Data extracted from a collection
━━━
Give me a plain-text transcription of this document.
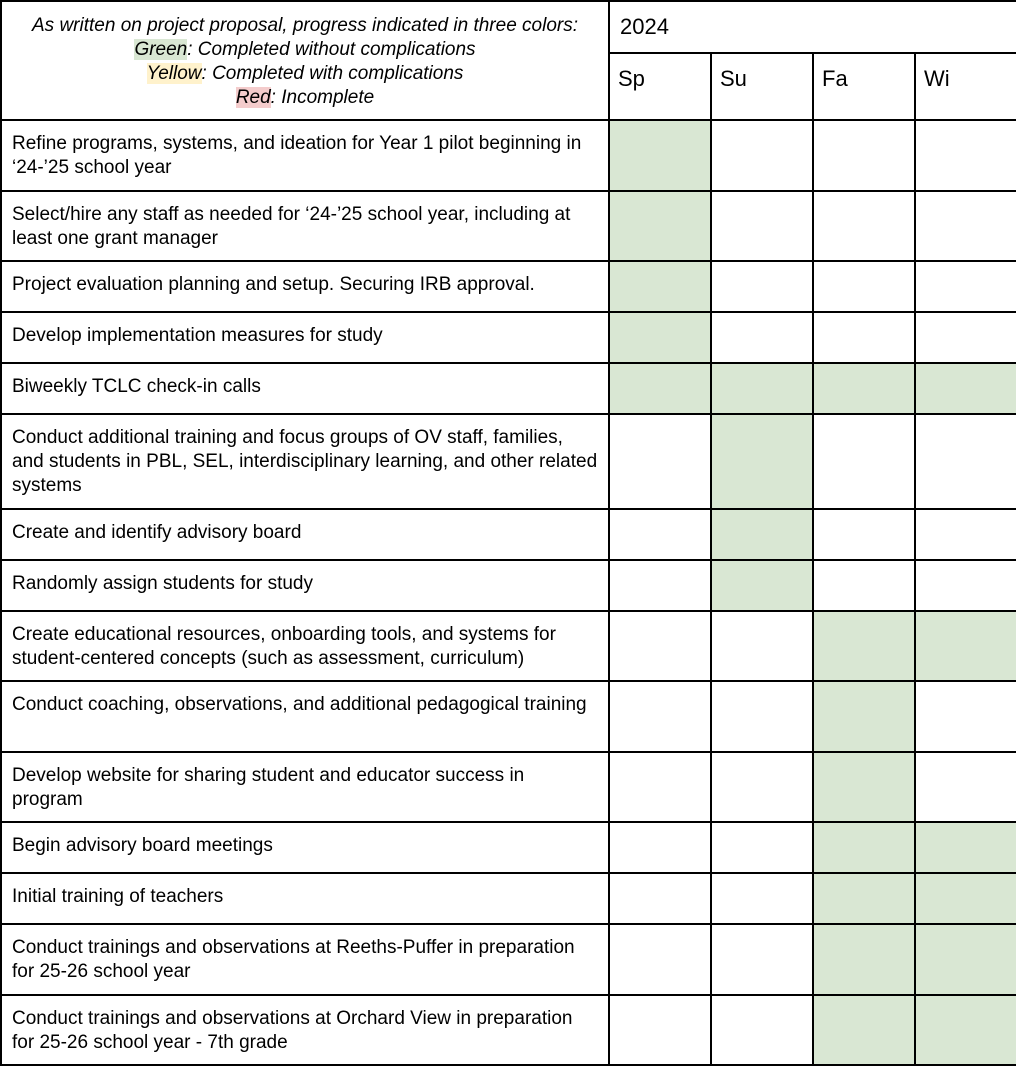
As written on project proposal, progress indicated in three colors:
Green: Completed without complications
Yellow: Completed with complications
Red: Incomplete	2024			
	Sp	Su	Fa	Wi
Refine programs, systems, and ideation for Year 1 pilot beginning in ‘24-’25 school year				
Select/hire any staff as needed for ‘24-’25 school year, including at least one grant manager				
Project evaluation planning and setup. Securing IRB approval.				
Develop implementation measures for study				
Biweekly TCLC check-in calls				
Conduct additional training and focus groups of OV staff, families, and students in PBL, SEL, interdisciplinary learning, and other related systems				
Create and identify advisory board				
Randomly assign students for study				
Create educational resources, onboarding tools, and systems for student-centered concepts (such as assessment, curriculum)				
Conduct coaching, observations, and additional pedagogical training				
Develop website for sharing student and educator success in program				
Begin advisory board meetings				
Initial training of teachers				
Conduct trainings and observations at Reeths-Puffer in preparation for 25-26 school year				
Conduct trainings and observations at Orchard View in preparation for 25-26 school year - 7th grade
━━━
Every line of the data above should be quoted exactly. Omit the pictures.

Give me a plain-text transcription of this document.
As written on project proposal, progress indicated in three colors:
Green: Completed without complications
Yellow: Completed with complications
Red: Incomplete	2024			
	Sp	Su	Fa	Wi
Refine programs, systems, and ideation for Year 1 pilot beginning in ‘24-’25 school year				
Select/hire any staff as needed for ‘24-’25 school year, including at least one grant manager				
Project evaluation planning and setup. Securing IRB approval.				
Develop implementation measures for study				
Biweekly TCLC check-in calls				
Conduct additional training and focus groups of OV staff, families, and students in PBL, SEL, interdisciplinary learning, and other related systems				
Create and identify advisory board				
Randomly assign students for study				
Create educational resources, onboarding tools, and systems for student-centered concepts (such as assessment, curriculum)				
Conduct coaching, observations, and additional pedagogical training				
Develop website for sharing student and educator success in program				
Begin advisory board meetings				
Initial training of teachers				
Conduct trainings and observations at Reeths-Puffer in preparation for 25-26 school year				
Conduct trainings and observations at Orchard View in preparation for 25-26 school year - 7th grade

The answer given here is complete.